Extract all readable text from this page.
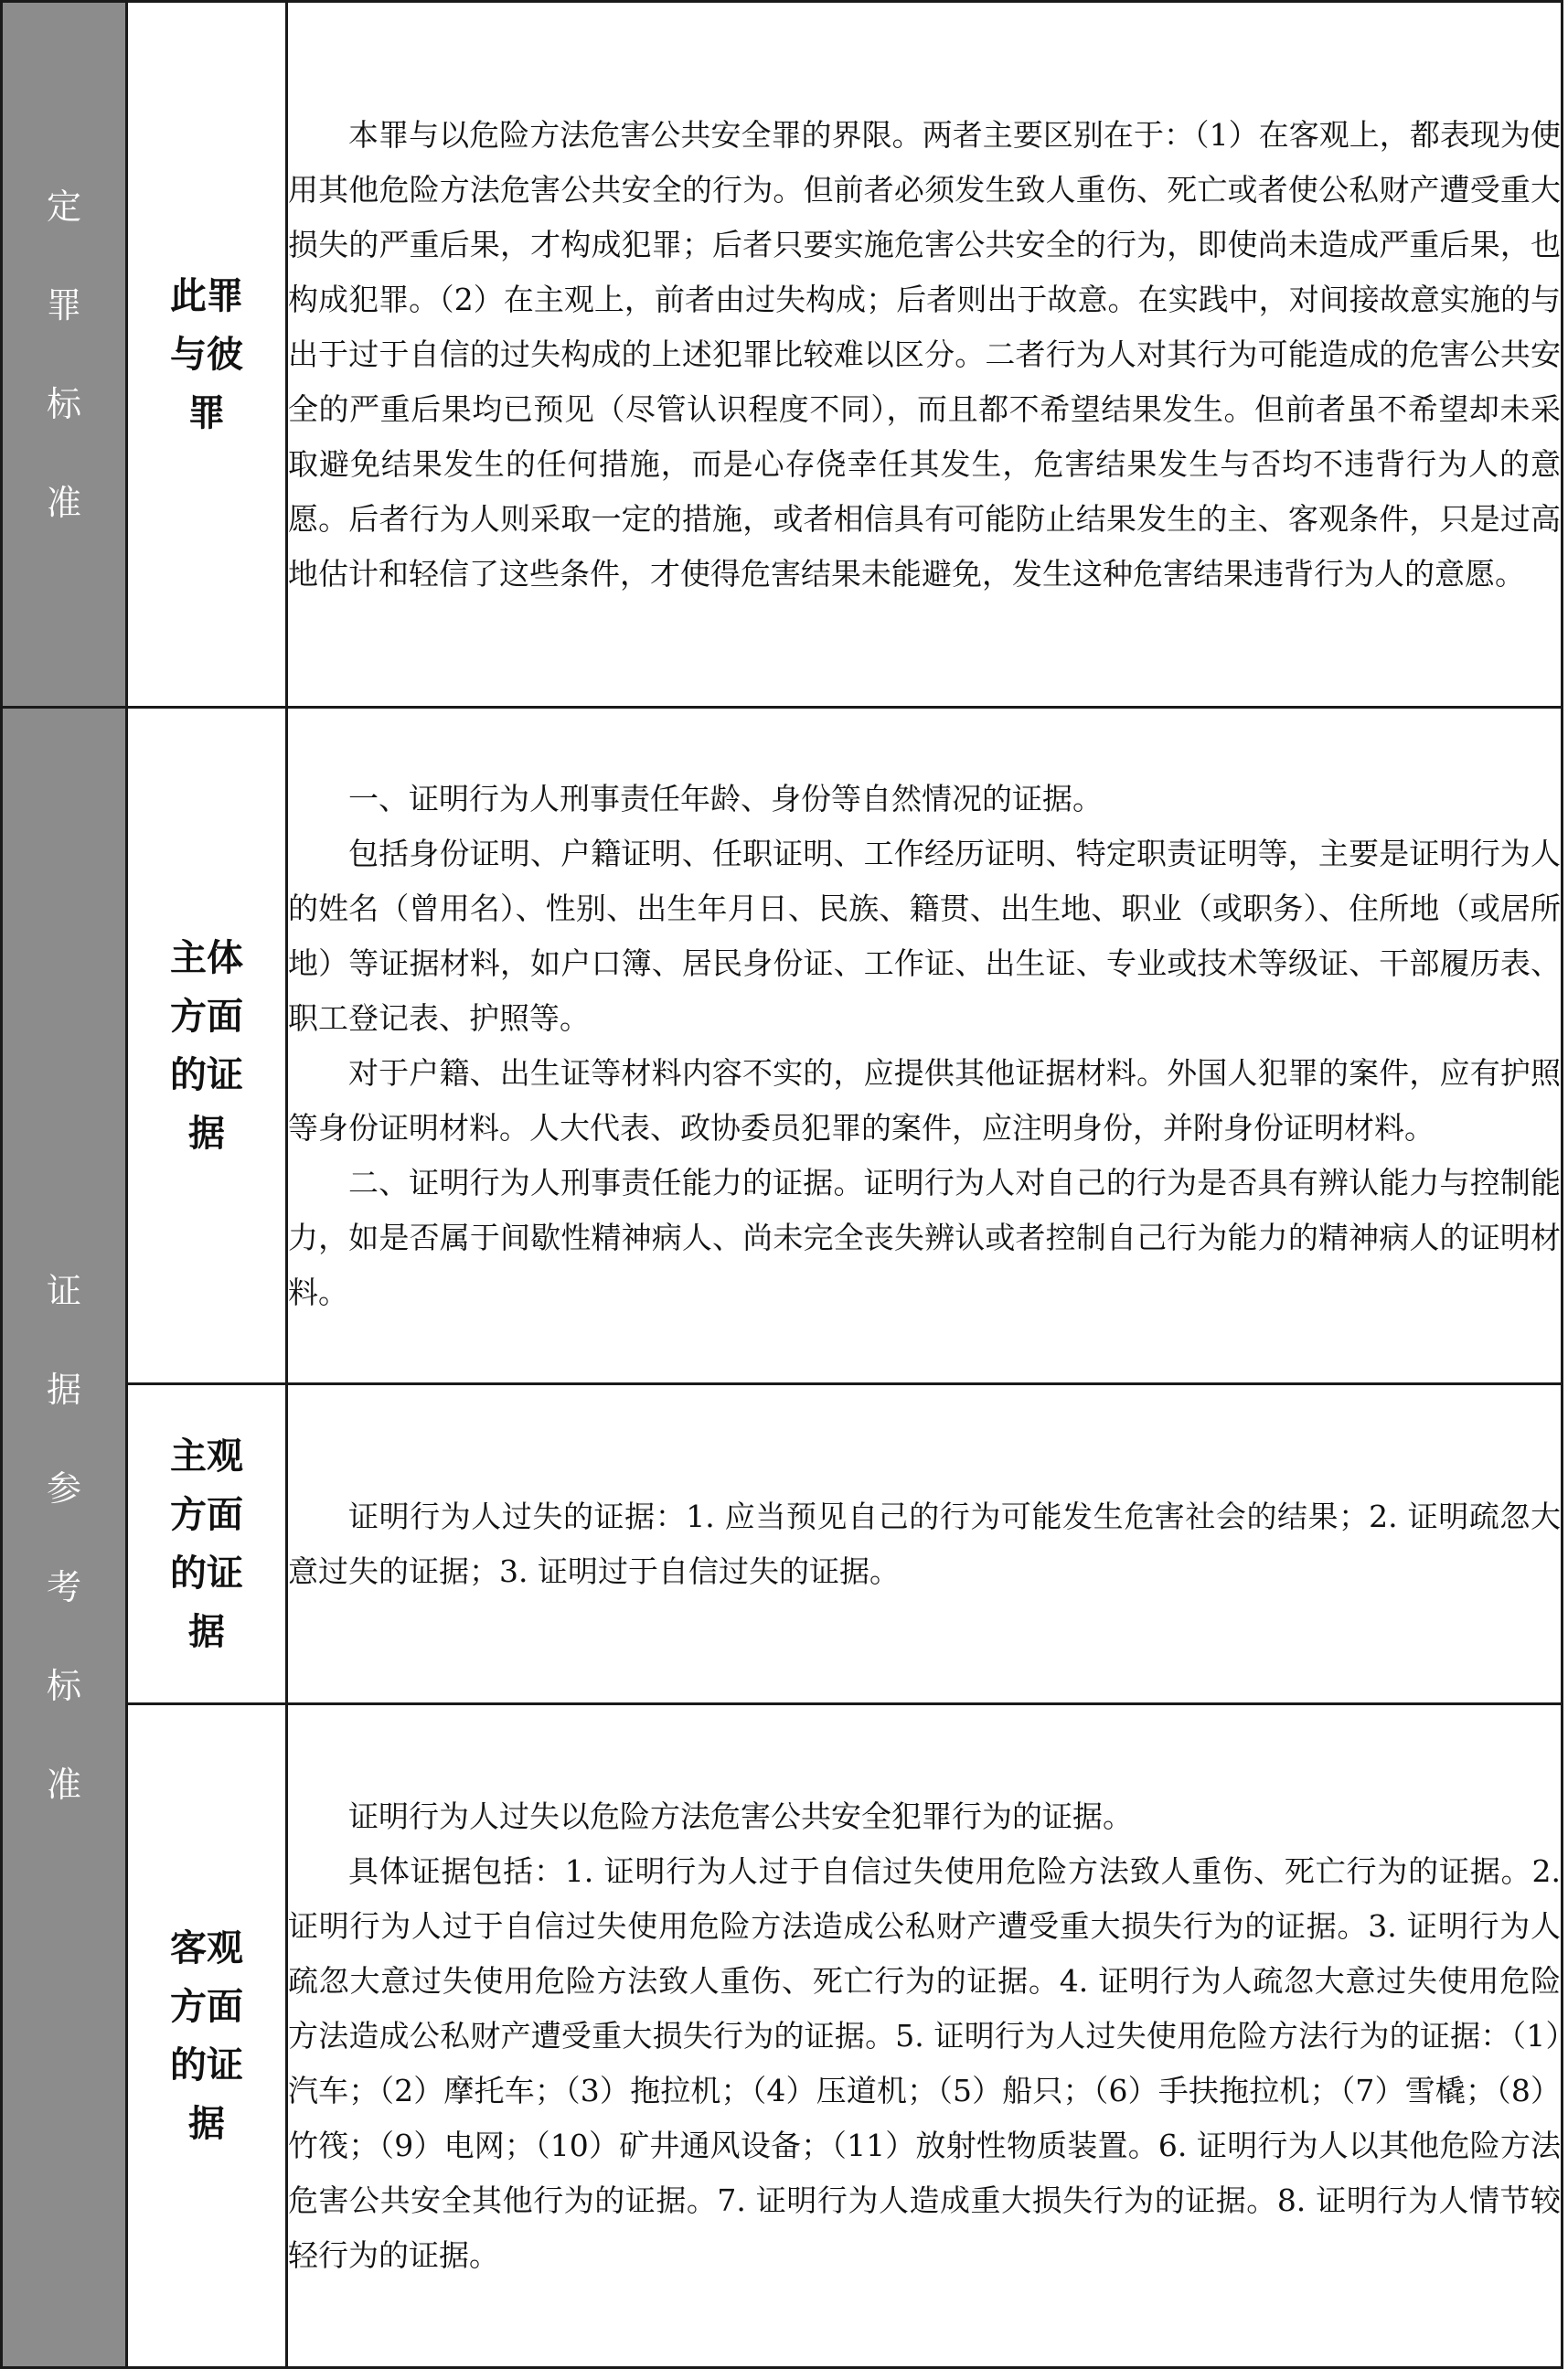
定罪标准	此罪与彼罪	本罪与以危险方法危害公共安全罪的界限。两者主要区别在于：（1）在客观上，都表现为使用其他危险方法危害公共安全的行为。但前者必须发生致人重伤、死亡或者使公私财产遭受重大损失的严重后果，才构成犯罪；后者只要实施危害公共安全的行为，即使尚未造成严重后果，也构成犯罪。（2）在主观上，前者由过失构成；后者则出于故意。在实践中，对间接故意实施的与出于过于自信的过失构成的上述犯罪比较难以区分。二者行为人对其行为可能造成的危害公共安全的严重后果均已预见（尽管认识程度不同），而且都不希望结果发生。但前者虽不希望却未采取避免结果发生的任何措施，而是心存侥幸任其发生，危害结果发生与否均不违背行为人的意愿。后者行为人则采取一定的措施，或者相信具有可能防止结果发生的主、客观条件，只是过高地估计和轻信了这些条件，才使得危害结果未能避免，发生这种危害结果违背行为人的意愿。

证据参考标准	主体方面的证据	一、证明行为人刑事责任年龄、身份等自然情况的证据。

包括身份证明、户籍证明、任职证明、工作经历证明、特定职责证明等，主要是证明行为人的姓名（曾用名）、性别、出生年月日、民族、籍贯、出生地、职业（或职务）、住所地（或居所地）等证据材料，如户口簿、居民身份证、工作证、出生证、专业或技术等级证、干部履历表、职工登记表、护照等。

对于户籍、出生证等材料内容不实的，应提供其他证据材料。外国人犯罪的案件，应有护照等身份证明材料。人大代表、政协委员犯罪的案件，应注明身份，并附身份证明材料。

二、证明行为人刑事责任能力的证据。证明行为人对自己的行为是否具有辨认能力与控制能力，如是否属于间歇性精神病人、尚未完全丧失辨认或者控制自己行为能力的精神病人的证明材料。

	主观方面的证据	证明行为人过失的证据：1. 应当预见自己的行为可能发生危害社会的结果；2. 证明疏忽大意过失的证据；3. 证明过于自信过失的证据。

	客观方面的证据	证明行为人过失以危险方法危害公共安全犯罪行为的证据。

具体证据包括：1. 证明行为人过于自信过失使用危险方法致人重伤、死亡行为的证据。2. 证明行为人过于自信过失使用危险方法造成公私财产遭受重大损失行为的证据。3. 证明行为人疏忽大意过失使用危险方法致人重伤、死亡行为的证据。4. 证明行为人疏忽大意过失使用危险方法造成公私财产遭受重大损失行为的证据。5. 证明行为人过失使用危险方法行为的证据：（1）汽车；（2）摩托车；（3）拖拉机；（4）压道机；（5）船只；（6）手扶拖拉机；（7）雪橇；（8）竹筏；（9）电网；（10）矿井通风设备；（11）放射性物质装置。6. 证明行为人以其他危险方法危害公共安全其他行为的证据。7. 证明行为人造成重大损失行为的证据。8. 证明行为人情节较轻行为的证据。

TASK TO COMPLETE. Restate the whole listing above exactly, except for its images.

SOLUTION BELOW.
Extract all readable text from this page.
定罪标准	此罪与彼罪	本罪与以危险方法危害公共安全罪的界限。两者主要区别在于：（1）在客观上，都表现为使用其他危险方法危害公共安全的行为。但前者必须发生致人重伤、死亡或者使公私财产遭受重大损失的严重后果，才构成犯罪；后者只要实施危害公共安全的行为，即使尚未造成严重后果，也构成犯罪。（2）在主观上，前者由过失构成；后者则出于故意。在实践中，对间接故意实施的与出于过于自信的过失构成的上述犯罪比较难以区分。二者行为人对其行为可能造成的危害公共安全的严重后果均已预见（尽管认识程度不同），而且都不希望结果发生。但前者虽不希望却未采取避免结果发生的任何措施，而是心存侥幸任其发生，危害结果发生与否均不违背行为人的意愿。后者行为人则采取一定的措施，或者相信具有可能防止结果发生的主、客观条件，只是过高地估计和轻信了这些条件，才使得危害结果未能避免，发生这种危害结果违背行为人的意愿。

证据参考标准	主体方面的证据	一、证明行为人刑事责任年龄、身份等自然情况的证据。

包括身份证明、户籍证明、任职证明、工作经历证明、特定职责证明等，主要是证明行为人的姓名（曾用名）、性别、出生年月日、民族、籍贯、出生地、职业（或职务）、住所地（或居所地）等证据材料，如户口簿、居民身份证、工作证、出生证、专业或技术等级证、干部履历表、职工登记表、护照等。

对于户籍、出生证等材料内容不实的，应提供其他证据材料。外国人犯罪的案件，应有护照等身份证明材料。人大代表、政协委员犯罪的案件，应注明身份，并附身份证明材料。

二、证明行为人刑事责任能力的证据。证明行为人对自己的行为是否具有辨认能力与控制能力，如是否属于间歇性精神病人、尚未完全丧失辨认或者控制自己行为能力的精神病人的证明材料。

	主观方面的证据	证明行为人过失的证据：1. 应当预见自己的行为可能发生危害社会的结果；2. 证明疏忽大意过失的证据；3. 证明过于自信过失的证据。

	客观方面的证据	证明行为人过失以危险方法危害公共安全犯罪行为的证据。

具体证据包括：1. 证明行为人过于自信过失使用危险方法致人重伤、死亡行为的证据。2. 证明行为人过于自信过失使用危险方法造成公私财产遭受重大损失行为的证据。3. 证明行为人疏忽大意过失使用危险方法致人重伤、死亡行为的证据。4. 证明行为人疏忽大意过失使用危险方法造成公私财产遭受重大损失行为的证据。5. 证明行为人过失使用危险方法行为的证据：（1）汽车；（2）摩托车；（3）拖拉机；（4）压道机；（5）船只；（6）手扶拖拉机；（7）雪橇；（8）竹筏；（9）电网；（10）矿井通风设备；（11）放射性物质装置。6. 证明行为人以其他危险方法危害公共安全其他行为的证据。7. 证明行为人造成重大损失行为的证据。8. 证明行为人情节较轻行为的证据。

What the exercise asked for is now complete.